## SHORT TASK
Reproduce all entries verbatim, with nothing added or dropped.

Records from a collection:
_ _ _ _ _

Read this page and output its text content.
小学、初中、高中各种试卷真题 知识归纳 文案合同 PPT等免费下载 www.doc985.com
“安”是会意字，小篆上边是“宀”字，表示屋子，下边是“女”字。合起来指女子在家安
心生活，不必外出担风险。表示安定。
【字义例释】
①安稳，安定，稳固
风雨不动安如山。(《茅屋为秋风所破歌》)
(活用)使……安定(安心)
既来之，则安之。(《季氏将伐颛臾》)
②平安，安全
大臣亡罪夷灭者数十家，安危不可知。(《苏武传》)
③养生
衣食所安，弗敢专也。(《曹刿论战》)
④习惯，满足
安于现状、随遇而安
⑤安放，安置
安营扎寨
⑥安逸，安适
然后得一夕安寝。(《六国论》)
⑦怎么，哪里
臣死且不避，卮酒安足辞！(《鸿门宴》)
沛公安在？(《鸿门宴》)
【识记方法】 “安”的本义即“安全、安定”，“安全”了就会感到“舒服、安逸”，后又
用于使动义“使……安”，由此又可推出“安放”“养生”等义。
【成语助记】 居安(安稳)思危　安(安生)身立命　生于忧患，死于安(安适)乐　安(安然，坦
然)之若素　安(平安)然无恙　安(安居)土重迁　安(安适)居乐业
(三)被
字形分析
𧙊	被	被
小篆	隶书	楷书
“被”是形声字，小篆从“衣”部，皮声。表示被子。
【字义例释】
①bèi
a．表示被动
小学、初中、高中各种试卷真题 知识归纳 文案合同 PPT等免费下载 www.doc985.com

_ _ _ _ _

## SOLUTION
Read this page and output its text content.
小学、初中、高中各种试卷真题 知识归纳 文案合同 PPT等免费下载 www.doc985.com
“安”是会意字，小篆上边是“宀”字，表示屋子，下边是“女”字。合起来指女子在家安
心生活，不必外出担风险。表示安定。
【字义例释】
①安稳，安定，稳固
风雨不动安如山。(《茅屋为秋风所破歌》)
(活用)使……安定(安心)
既来之，则安之。(《季氏将伐颛臾》)
②平安，安全
大臣亡罪夷灭者数十家，安危不可知。(《苏武传》)
③养生
衣食所安，弗敢专也。(《曹刿论战》)
④习惯，满足
安于现状、随遇而安
⑤安放，安置
安营扎寨
⑥安逸，安适
然后得一夕安寝。(《六国论》)
⑦怎么，哪里
臣死且不避，卮酒安足辞！(《鸿门宴》)
沛公安在？(《鸿门宴》)
【识记方法】 “安”的本义即“安全、安定”，“安全”了就会感到“舒服、安逸”，后又
用于使动义“使……安”，由此又可推出“安放”“养生”等义。
【成语助记】 居安(安稳)思危　安(安生)身立命　生于忧患，死于安(安适)乐　安(安然，坦
然)之若素　安(平安)然无恙　安(安居)土重迁　安(安适)居乐业
(三)被
字形分析
𧙊	被	被
小篆	隶书	楷书
“被”是形声字，小篆从“衣”部，皮声。表示被子。
【字义例释】
①bèi
a．表示被动
小学、初中、高中各种试卷真题 知识归纳 文案合同 PPT等免费下载 www.doc985.com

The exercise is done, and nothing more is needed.